* [Written exercise]: Assemble all lines in which the string "name" appears.

Data records

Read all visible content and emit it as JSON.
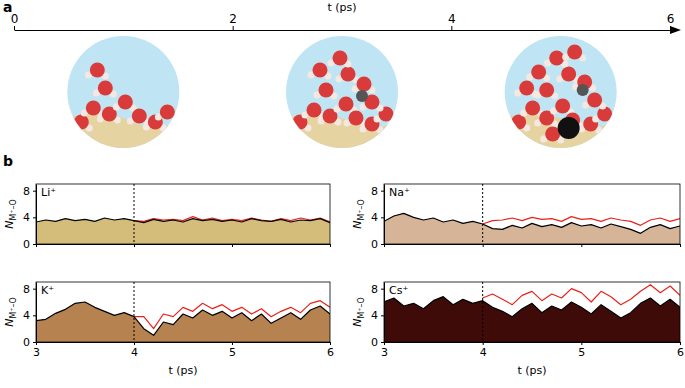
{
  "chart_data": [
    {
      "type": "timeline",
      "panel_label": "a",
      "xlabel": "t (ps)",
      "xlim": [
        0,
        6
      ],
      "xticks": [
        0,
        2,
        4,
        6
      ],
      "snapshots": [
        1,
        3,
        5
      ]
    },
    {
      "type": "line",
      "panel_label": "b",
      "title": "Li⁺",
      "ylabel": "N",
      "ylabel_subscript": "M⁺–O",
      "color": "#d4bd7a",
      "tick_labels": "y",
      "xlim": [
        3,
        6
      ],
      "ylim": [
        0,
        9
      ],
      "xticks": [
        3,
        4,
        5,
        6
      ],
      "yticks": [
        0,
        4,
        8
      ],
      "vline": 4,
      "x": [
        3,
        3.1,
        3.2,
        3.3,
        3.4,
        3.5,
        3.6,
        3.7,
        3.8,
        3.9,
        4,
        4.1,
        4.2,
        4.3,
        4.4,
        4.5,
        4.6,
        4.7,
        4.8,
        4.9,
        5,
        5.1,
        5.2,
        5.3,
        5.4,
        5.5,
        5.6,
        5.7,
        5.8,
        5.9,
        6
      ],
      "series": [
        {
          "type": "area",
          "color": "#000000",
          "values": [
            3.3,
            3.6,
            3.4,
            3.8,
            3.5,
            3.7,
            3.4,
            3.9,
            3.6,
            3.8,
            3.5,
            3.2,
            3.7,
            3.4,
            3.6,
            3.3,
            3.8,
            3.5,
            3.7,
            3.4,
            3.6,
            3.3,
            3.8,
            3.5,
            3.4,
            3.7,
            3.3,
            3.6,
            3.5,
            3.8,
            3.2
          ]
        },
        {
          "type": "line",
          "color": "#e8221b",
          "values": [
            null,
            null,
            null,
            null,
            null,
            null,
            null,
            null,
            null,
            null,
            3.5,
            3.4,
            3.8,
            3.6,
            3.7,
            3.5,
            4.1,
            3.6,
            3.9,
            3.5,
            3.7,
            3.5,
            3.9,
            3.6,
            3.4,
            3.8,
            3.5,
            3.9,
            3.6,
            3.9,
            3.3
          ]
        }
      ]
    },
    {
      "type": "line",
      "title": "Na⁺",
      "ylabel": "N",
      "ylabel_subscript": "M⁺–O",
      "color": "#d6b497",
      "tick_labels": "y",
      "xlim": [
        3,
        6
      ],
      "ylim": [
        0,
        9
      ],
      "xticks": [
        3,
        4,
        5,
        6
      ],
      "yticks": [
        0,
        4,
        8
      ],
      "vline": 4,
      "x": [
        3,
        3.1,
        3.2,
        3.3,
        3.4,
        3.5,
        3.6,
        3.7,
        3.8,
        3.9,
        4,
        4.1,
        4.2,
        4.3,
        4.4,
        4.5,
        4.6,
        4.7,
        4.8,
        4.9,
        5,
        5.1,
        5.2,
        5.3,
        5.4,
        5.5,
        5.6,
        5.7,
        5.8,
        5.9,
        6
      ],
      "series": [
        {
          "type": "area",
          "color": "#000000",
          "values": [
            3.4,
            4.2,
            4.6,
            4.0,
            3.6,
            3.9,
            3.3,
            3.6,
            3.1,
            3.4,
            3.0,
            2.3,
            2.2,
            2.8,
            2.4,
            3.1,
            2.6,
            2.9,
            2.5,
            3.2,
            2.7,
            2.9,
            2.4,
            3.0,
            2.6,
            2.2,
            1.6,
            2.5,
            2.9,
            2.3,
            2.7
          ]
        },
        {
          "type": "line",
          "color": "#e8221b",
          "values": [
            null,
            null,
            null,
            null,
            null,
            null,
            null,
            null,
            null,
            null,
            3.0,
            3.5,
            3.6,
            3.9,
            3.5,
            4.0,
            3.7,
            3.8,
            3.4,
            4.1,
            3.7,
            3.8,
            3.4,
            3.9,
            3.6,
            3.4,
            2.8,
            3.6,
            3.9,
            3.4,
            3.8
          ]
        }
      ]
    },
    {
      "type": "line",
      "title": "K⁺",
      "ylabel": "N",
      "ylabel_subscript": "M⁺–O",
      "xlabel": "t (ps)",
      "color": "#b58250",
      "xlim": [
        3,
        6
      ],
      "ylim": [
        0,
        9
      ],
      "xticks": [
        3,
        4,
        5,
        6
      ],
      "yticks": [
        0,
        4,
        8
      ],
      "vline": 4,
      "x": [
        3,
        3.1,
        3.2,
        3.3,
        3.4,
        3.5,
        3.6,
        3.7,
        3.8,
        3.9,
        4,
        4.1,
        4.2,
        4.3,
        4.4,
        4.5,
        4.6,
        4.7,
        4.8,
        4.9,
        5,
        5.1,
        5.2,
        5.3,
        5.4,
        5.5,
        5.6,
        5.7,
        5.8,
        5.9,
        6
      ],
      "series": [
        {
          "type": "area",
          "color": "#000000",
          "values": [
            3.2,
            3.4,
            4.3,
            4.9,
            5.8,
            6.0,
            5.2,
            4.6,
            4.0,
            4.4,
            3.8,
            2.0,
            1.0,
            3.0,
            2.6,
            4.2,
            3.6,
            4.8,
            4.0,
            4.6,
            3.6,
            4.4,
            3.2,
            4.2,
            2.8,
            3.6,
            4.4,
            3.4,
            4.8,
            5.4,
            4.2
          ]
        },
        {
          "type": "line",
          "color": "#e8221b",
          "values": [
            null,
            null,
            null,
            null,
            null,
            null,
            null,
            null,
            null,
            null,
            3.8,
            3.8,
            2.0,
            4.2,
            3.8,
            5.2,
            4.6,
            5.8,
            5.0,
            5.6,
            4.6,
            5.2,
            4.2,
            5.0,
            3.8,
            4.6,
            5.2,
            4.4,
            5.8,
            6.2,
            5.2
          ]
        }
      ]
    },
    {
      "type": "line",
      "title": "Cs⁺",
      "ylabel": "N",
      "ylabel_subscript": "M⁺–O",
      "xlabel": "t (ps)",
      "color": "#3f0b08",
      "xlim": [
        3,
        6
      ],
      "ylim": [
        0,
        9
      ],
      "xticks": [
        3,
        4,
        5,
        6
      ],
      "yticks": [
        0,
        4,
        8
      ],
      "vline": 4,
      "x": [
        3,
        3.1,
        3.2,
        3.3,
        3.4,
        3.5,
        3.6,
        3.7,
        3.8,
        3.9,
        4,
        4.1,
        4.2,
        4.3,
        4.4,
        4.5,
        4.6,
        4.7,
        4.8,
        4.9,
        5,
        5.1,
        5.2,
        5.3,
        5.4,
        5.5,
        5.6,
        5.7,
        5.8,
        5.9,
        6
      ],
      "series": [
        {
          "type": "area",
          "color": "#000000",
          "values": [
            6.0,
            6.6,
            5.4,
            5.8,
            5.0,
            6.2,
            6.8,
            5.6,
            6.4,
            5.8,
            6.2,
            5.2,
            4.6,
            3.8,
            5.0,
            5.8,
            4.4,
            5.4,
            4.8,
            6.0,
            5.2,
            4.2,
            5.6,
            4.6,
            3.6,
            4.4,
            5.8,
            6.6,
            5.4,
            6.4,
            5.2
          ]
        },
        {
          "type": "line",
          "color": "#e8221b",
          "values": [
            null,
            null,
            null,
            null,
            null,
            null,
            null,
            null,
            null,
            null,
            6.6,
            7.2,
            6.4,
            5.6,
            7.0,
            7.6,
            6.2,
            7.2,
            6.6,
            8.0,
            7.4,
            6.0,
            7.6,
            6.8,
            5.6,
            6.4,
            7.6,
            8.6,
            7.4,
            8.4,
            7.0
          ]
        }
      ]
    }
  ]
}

* * *

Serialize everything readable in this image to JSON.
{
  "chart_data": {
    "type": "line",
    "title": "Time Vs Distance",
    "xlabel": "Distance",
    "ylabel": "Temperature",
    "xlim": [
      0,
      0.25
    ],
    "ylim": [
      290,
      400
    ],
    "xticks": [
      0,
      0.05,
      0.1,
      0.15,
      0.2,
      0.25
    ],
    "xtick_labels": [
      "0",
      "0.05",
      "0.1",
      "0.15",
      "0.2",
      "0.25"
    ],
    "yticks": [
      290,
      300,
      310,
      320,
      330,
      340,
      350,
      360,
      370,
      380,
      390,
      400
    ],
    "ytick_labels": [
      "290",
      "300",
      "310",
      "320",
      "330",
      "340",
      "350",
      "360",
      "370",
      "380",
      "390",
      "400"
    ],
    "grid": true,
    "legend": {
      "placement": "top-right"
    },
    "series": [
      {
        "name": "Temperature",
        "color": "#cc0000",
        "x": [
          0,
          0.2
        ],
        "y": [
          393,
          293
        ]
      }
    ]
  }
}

* * *

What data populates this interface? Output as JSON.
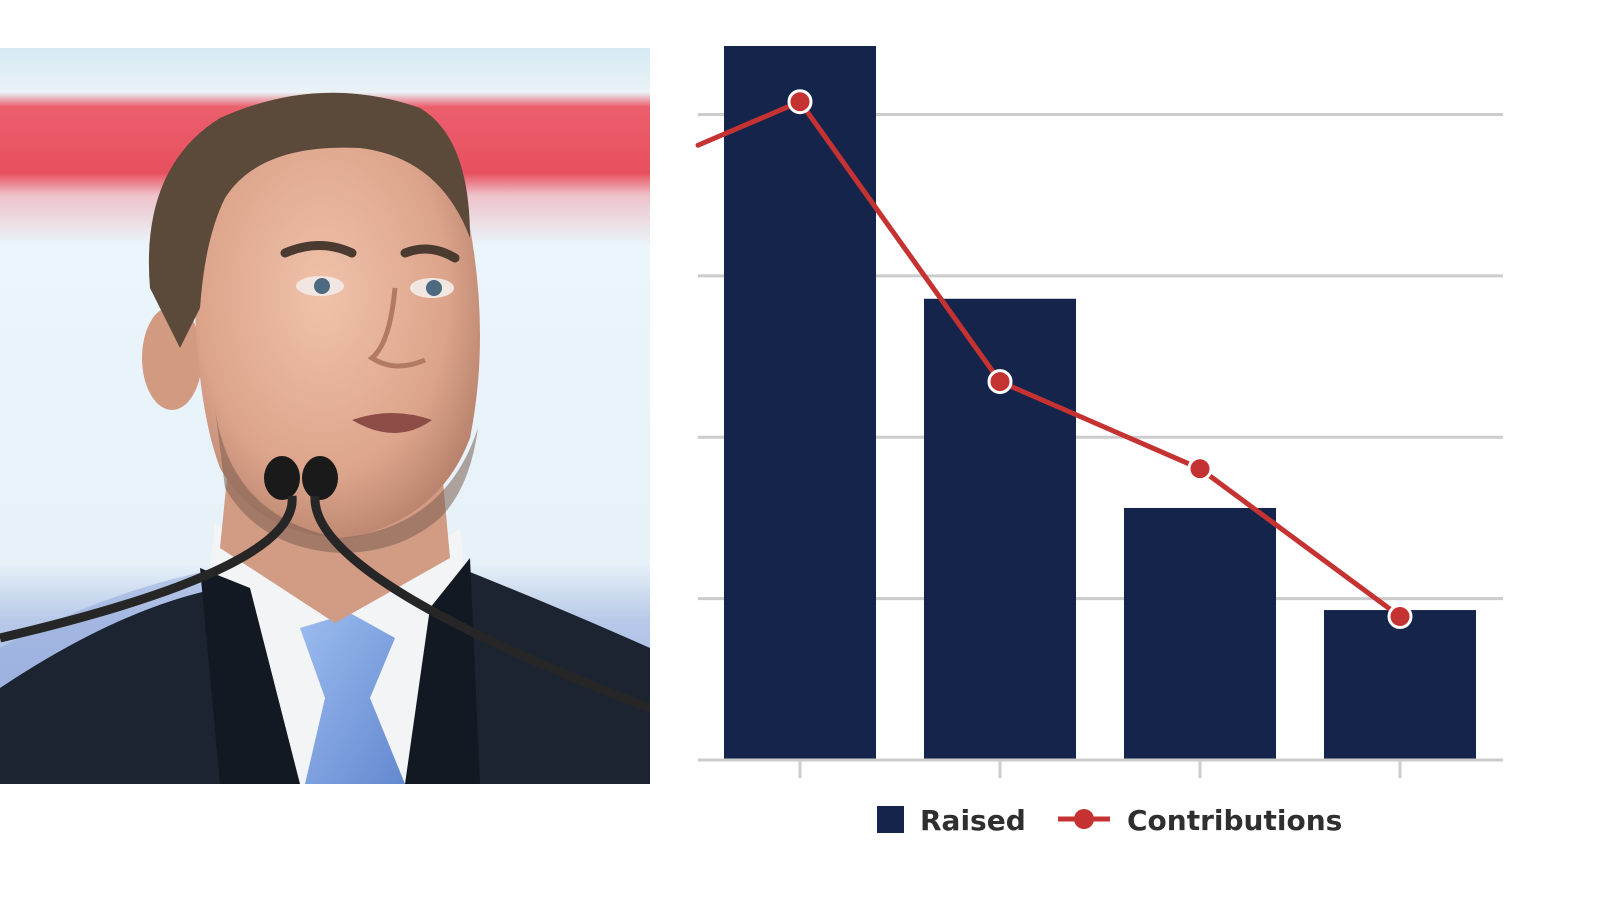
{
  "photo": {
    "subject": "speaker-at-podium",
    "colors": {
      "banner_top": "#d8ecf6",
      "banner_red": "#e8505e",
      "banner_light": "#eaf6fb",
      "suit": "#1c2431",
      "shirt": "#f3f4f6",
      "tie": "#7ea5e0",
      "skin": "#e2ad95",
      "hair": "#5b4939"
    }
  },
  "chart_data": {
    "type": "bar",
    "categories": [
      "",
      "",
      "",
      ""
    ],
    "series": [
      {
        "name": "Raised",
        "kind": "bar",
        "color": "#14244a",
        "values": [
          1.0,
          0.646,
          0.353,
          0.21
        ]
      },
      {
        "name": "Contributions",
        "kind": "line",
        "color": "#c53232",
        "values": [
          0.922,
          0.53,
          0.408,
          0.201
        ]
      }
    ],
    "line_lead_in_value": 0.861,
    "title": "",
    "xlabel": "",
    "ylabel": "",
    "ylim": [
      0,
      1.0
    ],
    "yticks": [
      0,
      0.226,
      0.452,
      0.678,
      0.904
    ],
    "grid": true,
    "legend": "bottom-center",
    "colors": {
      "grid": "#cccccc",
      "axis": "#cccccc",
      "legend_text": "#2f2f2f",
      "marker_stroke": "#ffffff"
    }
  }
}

* [Written response]:
        "name": "Temperature",
        "name": "Raised",
        "name": "Contributions",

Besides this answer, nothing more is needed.